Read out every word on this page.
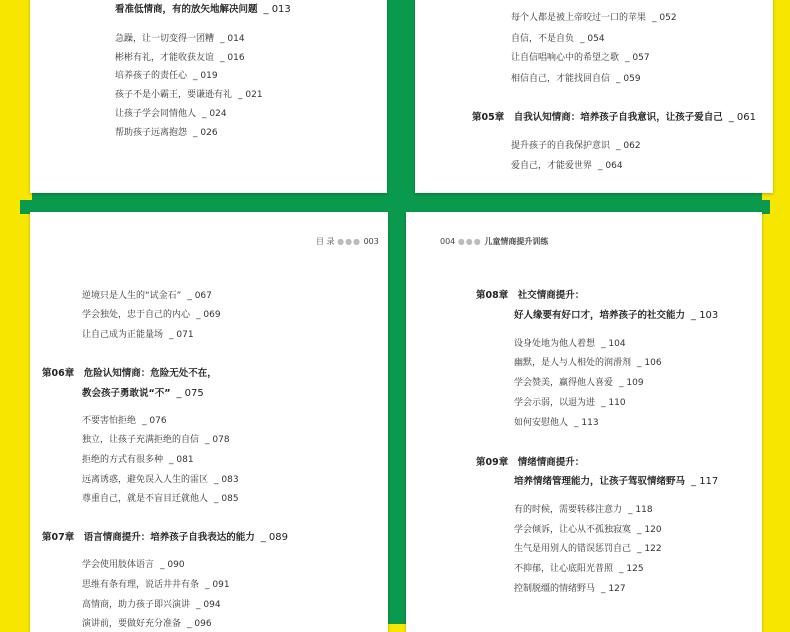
看准低情商，有的放矢地解决问题 _ 013
急躁，让一切变得一团糟 _ 014
彬彬有礼，才能收获友谊 _ 016
培养孩子的责任心 _ 019
孩子不是小霸王，要谦逊有礼 _ 021
让孩子学会同情他人 _ 024
帮助孩子远离抱怨 _ 026
每个人都是被上帝咬过一口的苹果 _ 052
自信，不是自负 _ 054
让自信唱响心中的希望之歌 _ 057
相信自己，才能找回自信 _ 059
第05章　自我认知情商：培养孩子自我意识，让孩子爱自己 _ 061
提升孩子的自我保护意识 _ 062
爱自己，才能爱世界 _ 064
目 录 ●●● 003
逆境只是人生的“试金石” _ 067
学会独处，忠于自己的内心 _ 069
让自己成为正能量场 _ 071
第06章　危险认知情商：危险无处不在，
教会孩子勇敢说“不” _ 075
不要害怕拒绝 _ 076
独立，让孩子充满拒绝的自信 _ 078
拒绝的方式有很多种 _ 081
远离诱惑，避免误入人生的雷区 _ 083
尊重自己，就是不盲目迁就他人 _ 085
第07章　语言情商提升：培养孩子自我表达的能力 _ 089
学会使用肢体语言 _ 090
思维有条有理，说话井井有条 _ 091
高情商，助力孩子即兴演讲 _ 094
演讲前，要做好充分准备 _ 096
004 ●●● 儿童情商提升训练
第08章　社交情商提升：
好人缘要有好口才，培养孩子的社交能力 _ 103
设身处地为他人着想 _ 104
幽默，是人与人相处的润滑剂 _ 106
学会赞美，赢得他人喜爱 _ 109
学会示弱，以退为进 _ 110
如何安慰他人 _ 113
第09章　情绪情商提升：
培养情绪管理能力，让孩子驾驭情绪野马 _ 117
有的时候，需要转移注意力 _ 118
学会倾诉，让心从不孤独寂寞 _ 120
生气是用别人的错误惩罚自己 _ 122
不抑郁，让心底阳光普照 _ 125
控制脱缰的情绪野马 _ 127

» **Goal**: Pictures excluded, quote all the data above exactly.

» **Expected output**:
Read out every word on this page.
看准低情商，有的放矢地解决问题 _ 013
急躁，让一切变得一团糟 _ 014
彬彬有礼，才能收获友谊 _ 016
培养孩子的责任心 _ 019
孩子不是小霸王，要谦逊有礼 _ 021
让孩子学会同情他人 _ 024
帮助孩子远离抱怨 _ 026
每个人都是被上帝咬过一口的苹果 _ 052
自信，不是自负 _ 054
让自信唱响心中的希望之歌 _ 057
相信自己，才能找回自信 _ 059
第05章　自我认知情商：培养孩子自我意识，让孩子爱自己 _ 061
提升孩子的自我保护意识 _ 062
爱自己，才能爱世界 _ 064
目 录 ●●● 003
逆境只是人生的“试金石” _ 067
学会独处，忠于自己的内心 _ 069
让自己成为正能量场 _ 071
第06章　危险认知情商：危险无处不在，
教会孩子勇敢说“不” _ 075
不要害怕拒绝 _ 076
独立，让孩子充满拒绝的自信 _ 078
拒绝的方式有很多种 _ 081
远离诱惑，避免误入人生的雷区 _ 083
尊重自己，就是不盲目迁就他人 _ 085
第07章　语言情商提升：培养孩子自我表达的能力 _ 089
学会使用肢体语言 _ 090
思维有条有理，说话井井有条 _ 091
高情商，助力孩子即兴演讲 _ 094
演讲前，要做好充分准备 _ 096
004 ●●● 儿童情商提升训练
第08章　社交情商提升：
好人缘要有好口才，培养孩子的社交能力 _ 103
设身处地为他人着想 _ 104
幽默，是人与人相处的润滑剂 _ 106
学会赞美，赢得他人喜爱 _ 109
学会示弱，以退为进 _ 110
如何安慰他人 _ 113
第09章　情绪情商提升：
培养情绪管理能力，让孩子驾驭情绪野马 _ 117
有的时候，需要转移注意力 _ 118
学会倾诉，让心从不孤独寂寞 _ 120
生气是用别人的错误惩罚自己 _ 122
不抑郁，让心底阳光普照 _ 125
控制脱缰的情绪野马 _ 127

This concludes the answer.